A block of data
-.-.-
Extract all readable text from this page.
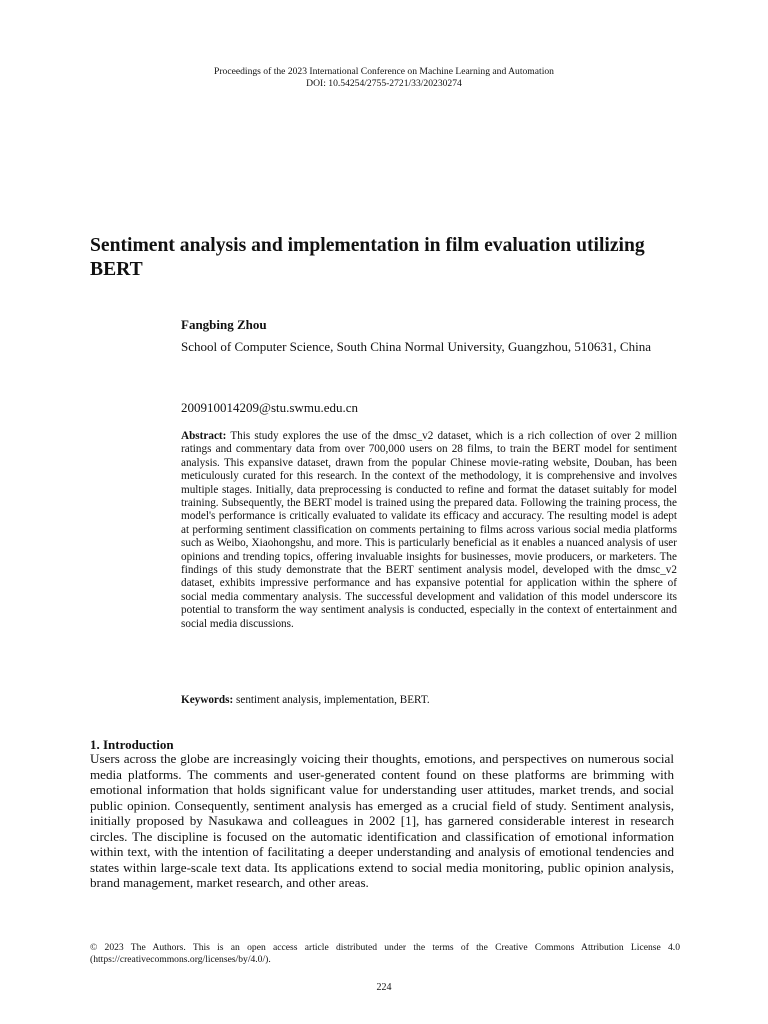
Proceedings of the 2023 International Conference on Machine Learning and Automation
DOI: 10.54254/2755-2721/33/20230274
Sentiment analysis and implementation in film evaluation utilizing BERT
Fangbing Zhou
School of Computer Science, South China Normal University, Guangzhou, 510631, China
200910014209@stu.swmu.edu.cn

Abstract: This study explores the use of the dmsc_v2 dataset, which is a rich collection of over 2 million ratings and commentary data from over 700,000 users on 28 films, to train the BERT model for sentiment analysis. This expansive dataset, drawn from the popular Chinese movie-rating website, Douban, has been meticulously curated for this research. In the context of the methodology, it is comprehensive and involves multiple stages. Initially, data preprocessing is conducted to refine and format the dataset suitably for model training. Subsequently, the BERT model is trained using the prepared data. Following the training process, the model's performance is critically evaluated to validate its efficacy and accuracy. The resulting model is adept at performing sentiment classification on comments pertaining to films across various social media platforms such as Weibo, Xiaohongshu, and more. This is particularly beneficial as it enables a nuanced analysis of user opinions and trending topics, offering invaluable insights for businesses, movie producers, or marketers. The findings of this study demonstrate that the BERT sentiment analysis model, developed with the dmsc_v2 dataset, exhibits impressive performance and has expansive potential for application within the sphere of social media commentary analysis. The successful development and validation of this model underscore its potential to transform the way sentiment analysis is conducted, especially in the context of entertainment and social media discussions.

Keywords: sentiment analysis, implementation, BERT.
1. Introduction

Users across the globe are increasingly voicing their thoughts, emotions, and perspectives on numerous social media platforms. The comments and user-generated content found on these platforms are brimming with emotional information that holds significant value for understanding user attitudes, market trends, and social public opinion. Consequently, sentiment analysis has emerged as a crucial field of study. Sentiment analysis, initially proposed by Nasukawa and colleagues in 2002 [1], has garnered considerable interest in research circles. The discipline is focused on the automatic identification and classification of emotional information within text, with the intention of facilitating a deeper understanding and analysis of emotional tendencies and states within large-scale text data. Its applications extend to social media monitoring, public opinion analysis, brand management, market research, and other areas.

© 2023 The Authors. This is an open access article distributed under the terms of the Creative Commons Attribution License 4.0 (https://creativecommons.org/licenses/by/4.0/).

224
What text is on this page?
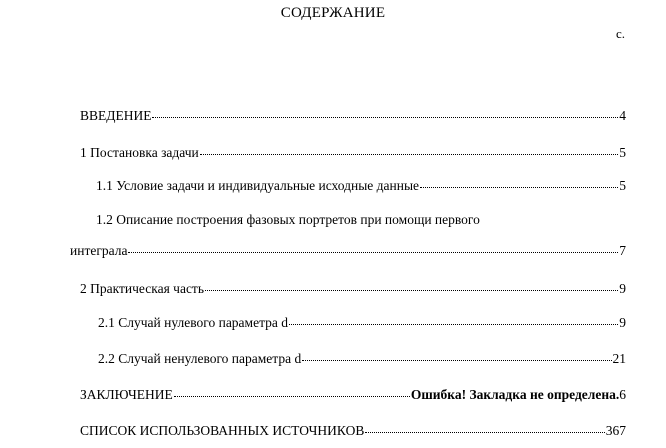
СОДЕРЖАНИЕ
с.
ВВЕДЕНИЕ	4
1 Постановка задачи	5
1.1 Условие задачи и индивидуальные исходные данные	5
1.2 Описание построения фазовых портретов при помощи первого
интеграла	7
2 Практическая часть	9
2.1 Случай нулевого параметра d	9
2.2 Случай ненулевого параметра d	21
ЗАКЛЮЧЕНИЕ	Ошибка! Закладка не определена. 6
СПИСОК ИСПОЛЬЗОВАННЫХ ИСТОЧНИКОВ	367
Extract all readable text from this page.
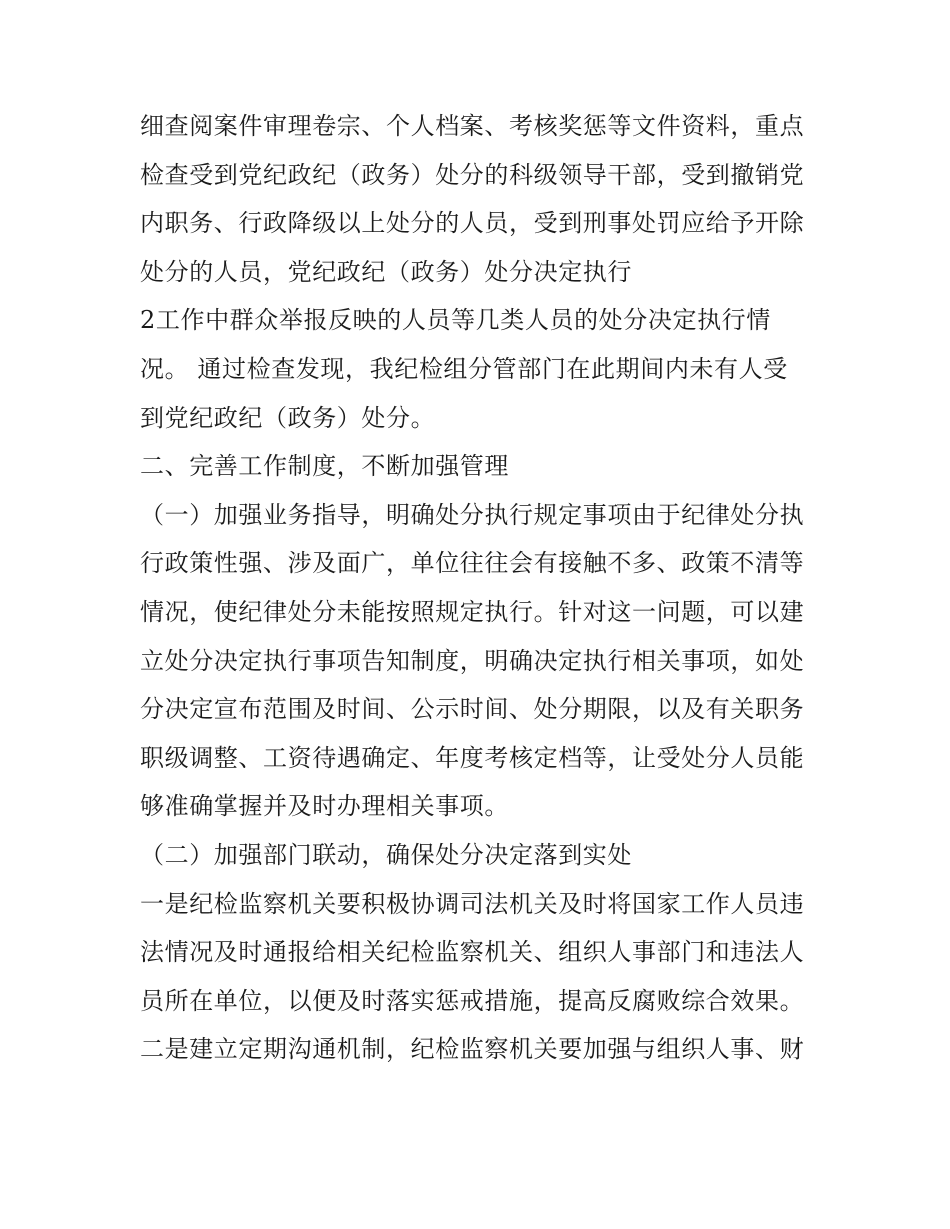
细查阅案件审理卷宗、个人档案、考核奖惩等文件资料，重点
检查受到党纪政纪（政务）处分的科级领导干部，受到撤销党
内职务、行政降级以上处分的人员，受到刑事处罚应给予开除
处分的人员，党纪政纪（政务）处分决定执行
2工作中群众举报反映的人员等几类人员的处分决定执行情
况。 通过检查发现，我纪检组分管部门在此期间内未有人受
到党纪政纪（政务）处分。
二、完善工作制度，不断加强管理
（一）加强业务指导，明确处分执行规定事项由于纪律处分执
行政策性强、涉及面广，单位往往会有接触不多、政策不清等
情况，使纪律处分未能按照规定执行。针对这一问题，可以建
立处分决定执行事项告知制度，明确决定执行相关事项，如处
分决定宣布范围及时间、公示时间、处分期限，以及有关职务
职级调整、工资待遇确定、年度考核定档等，让受处分人员能
够准确掌握并及时办理相关事项。
（二）加强部门联动，确保处分决定落到实处
一是纪检监察机关要积极协调司法机关及时将国家工作人员违
法情况及时通报给相关纪检监察机关、组织人事部门和违法人
员所在单位，以便及时落实惩戒措施，提高反腐败综合效果。
二是建立定期沟通机制，纪检监察机关要加强与组织人事、财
-.-.-
▶ _PROBLEM STATEMENT_
Reproduce each line of the records exactly, and omit every picture.

▶ _PROBLEM SOLUTION_
Extract all readable text from this page.
Proceedings of the 2023 International Conference on Machine Learning and Automation
DOI: 10.54254/2755-2721/33/20230274
Sentiment analysis and implementation in film evaluation utilizing BERT
Fangbing Zhou
School of Computer Science, South China Normal University, Guangzhou, 510631, China
200910014209@stu.swmu.edu.cn

Abstract: This study explores the use of the dmsc_v2 dataset, which is a rich collection of over 2 million ratings and commentary data from over 700,000 users on 28 films, to train the BERT model for sentiment analysis. This expansive dataset, drawn from the popular Chinese movie-rating website, Douban, has been meticulously curated for this research. In the context of the methodology, it is comprehensive and involves multiple stages. Initially, data preprocessing is conducted to refine and format the dataset suitably for model training. Subsequently, the BERT model is trained using the prepared data. Following the training process, the model's performance is critically evaluated to validate its efficacy and accuracy. The resulting model is adept at performing sentiment classification on comments pertaining to films across various social media platforms such as Weibo, Xiaohongshu, and more. This is particularly beneficial as it enables a nuanced analysis of user opinions and trending topics, offering invaluable insights for businesses, movie producers, or marketers. The findings of this study demonstrate that the BERT sentiment analysis model, developed with the dmsc_v2 dataset, exhibits impressive performance and has expansive potential for application within the sphere of social media commentary analysis. The successful development and validation of this model underscore its potential to transform the way sentiment analysis is conducted, especially in the context of entertainment and social media discussions.

Keywords: sentiment analysis, implementation, BERT.
1. Introduction

Users across the globe are increasingly voicing their thoughts, emotions, and perspectives on numerous social media platforms. The comments and user-generated content found on these platforms are brimming with emotional information that holds significant value for understanding user attitudes, market trends, and social public opinion. Consequently, sentiment analysis has emerged as a crucial field of study. Sentiment analysis, initially proposed by Nasukawa and colleagues in 2002 [1], has garnered considerable interest in research circles. The discipline is focused on the automatic identification and classification of emotional information within text, with the intention of facilitating a deeper understanding and analysis of emotional tendencies and states within large-scale text data. Its applications extend to social media monitoring, public opinion analysis, brand management, market research, and other areas.

© 2023 The Authors. This is an open access article distributed under the terms of the Creative Commons Attribution License 4.0 (https://creativecommons.org/licenses/by/4.0/).

224
What text is on this page?
СОДЕРЖАНИЕ
с.
ВВЕДЕНИЕ	4
1 Постановка задачи	5
1.1 Условие задачи и индивидуальные исходные данные	5
1.2 Описание построения фазовых портретов при помощи первого
интеграла	7
2 Практическая часть	9
2.1 Случай нулевого параметра d	9
2.2 Случай ненулевого параметра d	21
ЗАКЛЮЧЕНИЕ	Ошибка! Закладка не определена. 6
СПИСОК ИСПОЛЬЗОВАННЫХ ИСТОЧНИКОВ	367
Extract all readable text from this page.
细查阅案件审理卷宗、个人档案、考核奖惩等文件资料，重点
检查受到党纪政纪（政务）处分的科级领导干部，受到撤销党
内职务、行政降级以上处分的人员，受到刑事处罚应给予开除
处分的人员，党纪政纪（政务）处分决定执行
2工作中群众举报反映的人员等几类人员的处分决定执行情
况。 通过检查发现，我纪检组分管部门在此期间内未有人受
到党纪政纪（政务）处分。
二、完善工作制度，不断加强管理
（一）加强业务指导，明确处分执行规定事项由于纪律处分执
行政策性强、涉及面广，单位往往会有接触不多、政策不清等
情况，使纪律处分未能按照规定执行。针对这一问题，可以建
立处分决定执行事项告知制度，明确决定执行相关事项，如处
分决定宣布范围及时间、公示时间、处分期限，以及有关职务
职级调整、工资待遇确定、年度考核定档等，让受处分人员能
够准确掌握并及时办理相关事项。
（二）加强部门联动，确保处分决定落到实处
一是纪检监察机关要积极协调司法机关及时将国家工作人员违
法情况及时通报给相关纪检监察机关、组织人事部门和违法人
员所在单位，以便及时落实惩戒措施，提高反腐败综合效果。
二是建立定期沟通机制，纪检监察机关要加强与组织人事、财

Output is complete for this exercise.